### Given problem
Return each line of the data below exactly, omitting any pictures.

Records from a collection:
---------------

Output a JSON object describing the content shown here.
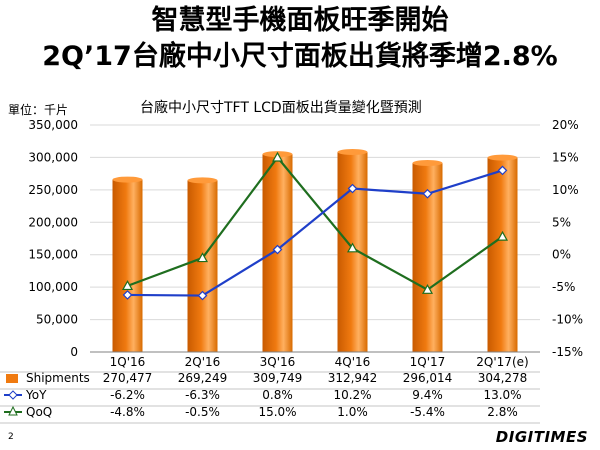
{
  "header": {
    "title_line1": "智慧型手機面板旺季開始",
    "title_line2": "2Q’17台廠中小尺寸面板出貨將季增2.8%"
  },
  "footer": {
    "page_number": "2",
    "logo_text": "DIGITIMES"
  },
  "colors": {
    "bar": "#f07a10",
    "yoy": "#1f3fc9",
    "qoq": "#1f6e1f",
    "grid": "#d9d9d9"
  },
  "chart_data": {
    "type": "bar",
    "title": "台廠中小尺寸TFT LCD面板出貨量變化暨預測",
    "unit_label": "單位：千片",
    "categories": [
      "1Q'16",
      "2Q'16",
      "3Q'16",
      "4Q'16",
      "1Q'17",
      "2Q'17(e)"
    ],
    "series": [
      {
        "name": "Shipments",
        "type": "bar",
        "axis": "left",
        "values": [
          270477,
          269249,
          309749,
          312942,
          296014,
          304278
        ],
        "labels": [
          "270,477",
          "269,249",
          "309,749",
          "312,942",
          "296,014",
          "304,278"
        ]
      },
      {
        "name": "YoY",
        "type": "line",
        "axis": "right",
        "values": [
          -6.2,
          -6.3,
          0.8,
          10.2,
          9.4,
          13.0
        ],
        "labels": [
          "-6.2%",
          "-6.3%",
          "0.8%",
          "10.2%",
          "9.4%",
          "13.0%"
        ]
      },
      {
        "name": "QoQ",
        "type": "line",
        "axis": "right",
        "values": [
          -4.8,
          -0.5,
          15.0,
          1.0,
          -5.4,
          2.8
        ],
        "labels": [
          "-4.8%",
          "-0.5%",
          "15.0%",
          "1.0%",
          "-5.4%",
          "2.8%"
        ]
      }
    ],
    "left_axis": {
      "min": 0,
      "max": 350000,
      "step": 50000,
      "ticks": [
        "0",
        "50,000",
        "100,000",
        "150,000",
        "200,000",
        "250,000",
        "300,000",
        "350,000"
      ]
    },
    "right_axis": {
      "min": -15,
      "max": 20,
      "step": 5,
      "ticks": [
        "-15%",
        "-10%",
        "-5%",
        "0%",
        "5%",
        "10%",
        "15%",
        "20%"
      ]
    },
    "grid": true,
    "legend": "data-table"
  }
}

---------------

### Problem solution
Output a JSON object describing the content shown here.
{
  "header": {
    "title_line1": "智慧型手機面板旺季開始",
    "title_line2": "2Q’17台廠中小尺寸面板出貨將季增2.8%"
  },
  "footer": {
    "page_number": "2",
    "logo_text": "DIGITIMES"
  },
  "colors": {
    "bar": "#f07a10",
    "yoy": "#1f3fc9",
    "qoq": "#1f6e1f",
    "grid": "#d9d9d9"
  },
  "chart_data": {
    "type": "bar",
    "title": "台廠中小尺寸TFT LCD面板出貨量變化暨預測",
    "unit_label": "單位：千片",
    "categories": [
      "1Q'16",
      "2Q'16",
      "3Q'16",
      "4Q'16",
      "1Q'17",
      "2Q'17(e)"
    ],
    "series": [
      {
        "name": "Shipments",
        "type": "bar",
        "axis": "left",
        "values": [
          270477,
          269249,
          309749,
          312942,
          296014,
          304278
        ],
        "labels": [
          "270,477",
          "269,249",
          "309,749",
          "312,942",
          "296,014",
          "304,278"
        ]
      },
      {
        "name": "YoY",
        "type": "line",
        "axis": "right",
        "values": [
          -6.2,
          -6.3,
          0.8,
          10.2,
          9.4,
          13.0
        ],
        "labels": [
          "-6.2%",
          "-6.3%",
          "0.8%",
          "10.2%",
          "9.4%",
          "13.0%"
        ]
      },
      {
        "name": "QoQ",
        "type": "line",
        "axis": "right",
        "values": [
          -4.8,
          -0.5,
          15.0,
          1.0,
          -5.4,
          2.8
        ],
        "labels": [
          "-4.8%",
          "-0.5%",
          "15.0%",
          "1.0%",
          "-5.4%",
          "2.8%"
        ]
      }
    ],
    "left_axis": {
      "min": 0,
      "max": 350000,
      "step": 50000,
      "ticks": [
        "0",
        "50,000",
        "100,000",
        "150,000",
        "200,000",
        "250,000",
        "300,000",
        "350,000"
      ]
    },
    "right_axis": {
      "min": -15,
      "max": 20,
      "step": 5,
      "ticks": [
        "-15%",
        "-10%",
        "-5%",
        "0%",
        "5%",
        "10%",
        "15%",
        "20%"
      ]
    },
    "grid": true,
    "legend": "data-table"
  }
}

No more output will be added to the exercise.